- Challenge
Switch "money-icon" to "currency-icon" everywhere it occurs in the entries below, and reproduce all the lines with nothing else altered.

(Stored entries)
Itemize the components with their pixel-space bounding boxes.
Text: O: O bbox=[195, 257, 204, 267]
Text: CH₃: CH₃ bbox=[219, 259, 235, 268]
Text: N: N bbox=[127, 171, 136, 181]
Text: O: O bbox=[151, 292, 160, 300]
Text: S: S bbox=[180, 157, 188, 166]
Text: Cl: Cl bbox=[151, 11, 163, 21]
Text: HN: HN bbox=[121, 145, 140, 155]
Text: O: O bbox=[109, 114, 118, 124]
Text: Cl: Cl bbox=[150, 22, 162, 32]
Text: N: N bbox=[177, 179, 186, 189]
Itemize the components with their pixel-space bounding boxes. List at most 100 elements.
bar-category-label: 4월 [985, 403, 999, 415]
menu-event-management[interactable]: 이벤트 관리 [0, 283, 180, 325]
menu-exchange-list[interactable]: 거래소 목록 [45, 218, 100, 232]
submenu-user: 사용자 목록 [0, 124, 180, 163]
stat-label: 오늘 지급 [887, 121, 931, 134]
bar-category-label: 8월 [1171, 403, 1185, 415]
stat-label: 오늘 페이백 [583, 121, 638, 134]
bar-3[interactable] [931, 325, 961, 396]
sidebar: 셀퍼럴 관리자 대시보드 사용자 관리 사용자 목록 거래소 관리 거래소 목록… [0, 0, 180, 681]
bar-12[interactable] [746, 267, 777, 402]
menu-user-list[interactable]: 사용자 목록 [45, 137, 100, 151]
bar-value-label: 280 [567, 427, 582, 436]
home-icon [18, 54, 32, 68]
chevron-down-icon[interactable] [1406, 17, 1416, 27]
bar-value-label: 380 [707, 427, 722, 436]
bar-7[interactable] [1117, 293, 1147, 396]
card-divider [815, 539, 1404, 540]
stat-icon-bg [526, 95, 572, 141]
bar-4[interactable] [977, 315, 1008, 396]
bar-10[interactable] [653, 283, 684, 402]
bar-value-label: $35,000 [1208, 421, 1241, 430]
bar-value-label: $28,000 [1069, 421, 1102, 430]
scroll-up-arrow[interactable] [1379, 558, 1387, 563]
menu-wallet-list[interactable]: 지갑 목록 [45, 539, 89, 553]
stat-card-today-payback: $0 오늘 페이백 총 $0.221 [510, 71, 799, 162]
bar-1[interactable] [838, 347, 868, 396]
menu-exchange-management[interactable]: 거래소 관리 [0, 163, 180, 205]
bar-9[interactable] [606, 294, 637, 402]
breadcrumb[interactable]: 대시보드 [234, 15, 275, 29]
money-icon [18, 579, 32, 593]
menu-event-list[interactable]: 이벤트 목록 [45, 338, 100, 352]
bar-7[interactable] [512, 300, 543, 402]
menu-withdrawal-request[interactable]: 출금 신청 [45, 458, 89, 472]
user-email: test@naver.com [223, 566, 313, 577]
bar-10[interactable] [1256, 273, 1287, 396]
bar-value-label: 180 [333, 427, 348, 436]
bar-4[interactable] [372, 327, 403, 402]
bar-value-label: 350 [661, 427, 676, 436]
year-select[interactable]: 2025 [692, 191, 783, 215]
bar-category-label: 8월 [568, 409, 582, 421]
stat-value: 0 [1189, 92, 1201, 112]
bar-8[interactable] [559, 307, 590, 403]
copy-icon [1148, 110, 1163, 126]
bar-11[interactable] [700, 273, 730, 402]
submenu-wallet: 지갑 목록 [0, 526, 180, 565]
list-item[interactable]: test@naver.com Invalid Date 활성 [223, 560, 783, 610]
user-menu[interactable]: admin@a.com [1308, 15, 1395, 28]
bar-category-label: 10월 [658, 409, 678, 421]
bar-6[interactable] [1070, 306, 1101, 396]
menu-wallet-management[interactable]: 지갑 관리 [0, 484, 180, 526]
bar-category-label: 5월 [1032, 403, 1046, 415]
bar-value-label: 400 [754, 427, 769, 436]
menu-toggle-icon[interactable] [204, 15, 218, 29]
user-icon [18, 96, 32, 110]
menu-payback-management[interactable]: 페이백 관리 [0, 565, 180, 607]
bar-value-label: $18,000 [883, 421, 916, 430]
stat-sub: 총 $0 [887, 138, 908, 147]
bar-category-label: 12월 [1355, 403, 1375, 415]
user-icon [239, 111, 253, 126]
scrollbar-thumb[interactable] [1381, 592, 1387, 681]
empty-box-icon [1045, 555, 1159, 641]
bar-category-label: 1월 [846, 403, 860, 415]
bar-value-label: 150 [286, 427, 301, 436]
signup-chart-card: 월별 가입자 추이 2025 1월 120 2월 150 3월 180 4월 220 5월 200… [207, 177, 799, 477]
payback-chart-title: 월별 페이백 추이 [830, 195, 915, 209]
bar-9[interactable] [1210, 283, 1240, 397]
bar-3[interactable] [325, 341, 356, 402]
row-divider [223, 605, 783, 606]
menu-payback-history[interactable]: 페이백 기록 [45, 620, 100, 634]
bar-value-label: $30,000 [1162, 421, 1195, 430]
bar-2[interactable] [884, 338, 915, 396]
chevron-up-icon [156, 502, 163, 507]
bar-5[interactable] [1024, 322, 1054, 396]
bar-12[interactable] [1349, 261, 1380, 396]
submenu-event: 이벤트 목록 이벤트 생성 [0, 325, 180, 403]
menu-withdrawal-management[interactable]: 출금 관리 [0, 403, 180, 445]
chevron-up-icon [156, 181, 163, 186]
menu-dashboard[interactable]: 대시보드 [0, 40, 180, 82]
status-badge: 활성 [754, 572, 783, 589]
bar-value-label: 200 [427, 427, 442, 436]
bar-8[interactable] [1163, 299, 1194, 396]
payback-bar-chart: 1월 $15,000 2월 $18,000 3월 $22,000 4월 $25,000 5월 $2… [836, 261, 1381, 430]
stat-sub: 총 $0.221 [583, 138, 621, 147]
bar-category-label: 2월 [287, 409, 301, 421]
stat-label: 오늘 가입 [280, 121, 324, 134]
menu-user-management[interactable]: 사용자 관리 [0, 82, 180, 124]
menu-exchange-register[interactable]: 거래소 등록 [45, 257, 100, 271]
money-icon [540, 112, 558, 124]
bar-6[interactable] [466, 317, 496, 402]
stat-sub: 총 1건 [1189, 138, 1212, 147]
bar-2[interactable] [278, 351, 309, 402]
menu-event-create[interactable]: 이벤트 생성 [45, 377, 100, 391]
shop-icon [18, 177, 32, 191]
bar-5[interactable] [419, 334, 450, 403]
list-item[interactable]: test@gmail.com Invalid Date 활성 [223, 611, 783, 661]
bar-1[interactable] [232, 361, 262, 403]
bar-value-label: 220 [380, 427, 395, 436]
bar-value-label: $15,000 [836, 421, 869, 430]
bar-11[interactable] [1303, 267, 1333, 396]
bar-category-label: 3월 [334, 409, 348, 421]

- Finished answer
Itemize the components with their pixel-space bounding boxes.
Text: O: O bbox=[195, 257, 204, 267]
Text: CH₃: CH₃ bbox=[219, 259, 235, 268]
Text: N: N bbox=[127, 171, 136, 181]
Text: O: O bbox=[151, 292, 160, 300]
Text: S: S bbox=[180, 157, 188, 166]
Text: Cl: Cl bbox=[151, 11, 163, 21]
Text: HN: HN bbox=[121, 145, 140, 155]
Text: O: O bbox=[109, 114, 118, 124]
Text: Cl: Cl bbox=[150, 22, 162, 32]
Text: N: N bbox=[177, 179, 186, 189]
Itemize the components with their pixel-space bounding boxes. List at most 100 elements.
bar-category-label: 4월 [985, 403, 999, 415]
menu-event-management[interactable]: 이벤트 관리 [0, 283, 180, 325]
menu-exchange-list[interactable]: 거래소 목록 [45, 218, 100, 232]
submenu-user: 사용자 목록 [0, 124, 180, 163]
stat-label: 오늘 지급 [887, 121, 931, 134]
bar-category-label: 8월 [1171, 403, 1185, 415]
stat-label: 오늘 페이백 [583, 121, 638, 134]
bar-3[interactable] [931, 325, 961, 396]
sidebar: 셀퍼럴 관리자 대시보드 사용자 관리 사용자 목록 거래소 관리 거래소 목록… [0, 0, 180, 681]
bar-12[interactable] [746, 267, 777, 402]
menu-user-list[interactable]: 사용자 목록 [45, 137, 100, 151]
bar-value-label: 280 [567, 427, 582, 436]
home-icon [18, 54, 32, 68]
chevron-down-icon[interactable] [1406, 17, 1416, 27]
bar-value-label: 380 [707, 427, 722, 436]
bar-7[interactable] [1117, 293, 1147, 396]
card-divider [815, 539, 1404, 540]
stat-icon-bg [526, 95, 572, 141]
bar-4[interactable] [977, 315, 1008, 396]
bar-10[interactable] [653, 283, 684, 402]
bar-value-label: $35,000 [1208, 421, 1241, 430]
bar-value-label: $28,000 [1069, 421, 1102, 430]
scroll-up-arrow[interactable] [1379, 558, 1387, 563]
menu-wallet-list[interactable]: 지갑 목록 [45, 539, 89, 553]
stat-card-today-payback: $0 오늘 페이백 총 $0.221 [510, 71, 799, 162]
bar-1[interactable] [838, 347, 868, 396]
menu-exchange-management[interactable]: 거래소 관리 [0, 163, 180, 205]
bar-9[interactable] [606, 294, 637, 402]
breadcrumb[interactable]: 대시보드 [234, 15, 275, 29]
currency-icon [18, 579, 32, 593]
menu-event-list[interactable]: 이벤트 목록 [45, 338, 100, 352]
bar-7[interactable] [512, 300, 543, 402]
menu-withdrawal-request[interactable]: 출금 신청 [45, 458, 89, 472]
user-email: test@naver.com [223, 566, 313, 577]
bar-10[interactable] [1256, 273, 1287, 396]
bar-value-label: 180 [333, 427, 348, 436]
bar-4[interactable] [372, 327, 403, 402]
bar-value-label: 350 [661, 427, 676, 436]
year-select[interactable]: 2025 [692, 191, 783, 215]
bar-category-label: 8월 [568, 409, 582, 421]
stat-value: 0 [1189, 92, 1201, 112]
bar-8[interactable] [559, 307, 590, 403]
copy-icon [1148, 110, 1163, 126]
bar-11[interactable] [700, 273, 730, 402]
submenu-wallet: 지갑 목록 [0, 526, 180, 565]
list-item[interactable]: test@naver.com Invalid Date 활성 [223, 560, 783, 610]
user-menu[interactable]: admin@a.com [1308, 15, 1395, 28]
bar-category-label: 10월 [658, 409, 678, 421]
bar-6[interactable] [1070, 306, 1101, 396]
menu-wallet-management[interactable]: 지갑 관리 [0, 484, 180, 526]
bar-category-label: 5월 [1032, 403, 1046, 415]
bar-value-label: 400 [754, 427, 769, 436]
menu-toggle-icon[interactable] [204, 15, 218, 29]
user-icon [18, 96, 32, 110]
menu-payback-management[interactable]: 페이백 관리 [0, 565, 180, 607]
bar-value-label: $18,000 [883, 421, 916, 430]
stat-sub: 총 $0 [887, 138, 908, 147]
bar-category-label: 12월 [1355, 403, 1375, 415]
user-icon [239, 111, 253, 126]
scrollbar-thumb[interactable] [1381, 592, 1387, 681]
empty-box-icon [1045, 555, 1159, 641]
bar-category-label: 1월 [846, 403, 860, 415]
bar-value-label: 150 [286, 427, 301, 436]
signup-chart-card: 월별 가입자 추이 2025 1월 120 2월 150 3월 180 4월 220 5월 200… [207, 177, 799, 477]
payback-chart-title: 월별 페이백 추이 [830, 195, 915, 209]
bar-9[interactable] [1210, 283, 1240, 397]
bar-3[interactable] [325, 341, 356, 402]
row-divider [223, 605, 783, 606]
menu-payback-history[interactable]: 페이백 기록 [45, 620, 100, 634]
bar-value-label: $30,000 [1162, 421, 1195, 430]
bar-2[interactable] [884, 338, 915, 396]
chevron-up-icon [156, 502, 163, 507]
bar-5[interactable] [1024, 322, 1054, 396]
bar-12[interactable] [1349, 261, 1380, 396]
submenu-event: 이벤트 목록 이벤트 생성 [0, 325, 180, 403]
menu-withdrawal-management[interactable]: 출금 관리 [0, 403, 180, 445]
chevron-up-icon [156, 181, 163, 186]
menu-dashboard[interactable]: 대시보드 [0, 40, 180, 82]
status-badge: 활성 [754, 572, 783, 589]
bar-value-label: 200 [427, 427, 442, 436]
bar-8[interactable] [1163, 299, 1194, 396]
payback-bar-chart: 1월 $15,000 2월 $18,000 3월 $22,000 4월 $25,000 5월 $2… [836, 261, 1381, 430]
stat-sub: 총 $0.221 [583, 138, 621, 147]
bar-category-label: 2월 [287, 409, 301, 421]
stat-label: 오늘 가입 [280, 121, 324, 134]
menu-user-management[interactable]: 사용자 관리 [0, 82, 180, 124]
menu-exchange-register[interactable]: 거래소 등록 [45, 257, 100, 271]
currency-icon [540, 112, 558, 124]
bar-6[interactable] [466, 317, 496, 402]
stat-sub: 총 1건 [1189, 138, 1212, 147]
bar-2[interactable] [278, 351, 309, 402]
menu-event-create[interactable]: 이벤트 생성 [45, 377, 100, 391]
shop-icon [18, 177, 32, 191]
bar-5[interactable] [419, 334, 450, 403]
list-item[interactable]: test@gmail.com Invalid Date 활성 [223, 611, 783, 661]
bar-1[interactable] [232, 361, 262, 403]
bar-value-label: 220 [380, 427, 395, 436]
bar-value-label: $15,000 [836, 421, 869, 430]
bar-11[interactable] [1303, 267, 1333, 396]
bar-category-label: 3월 [334, 409, 348, 421]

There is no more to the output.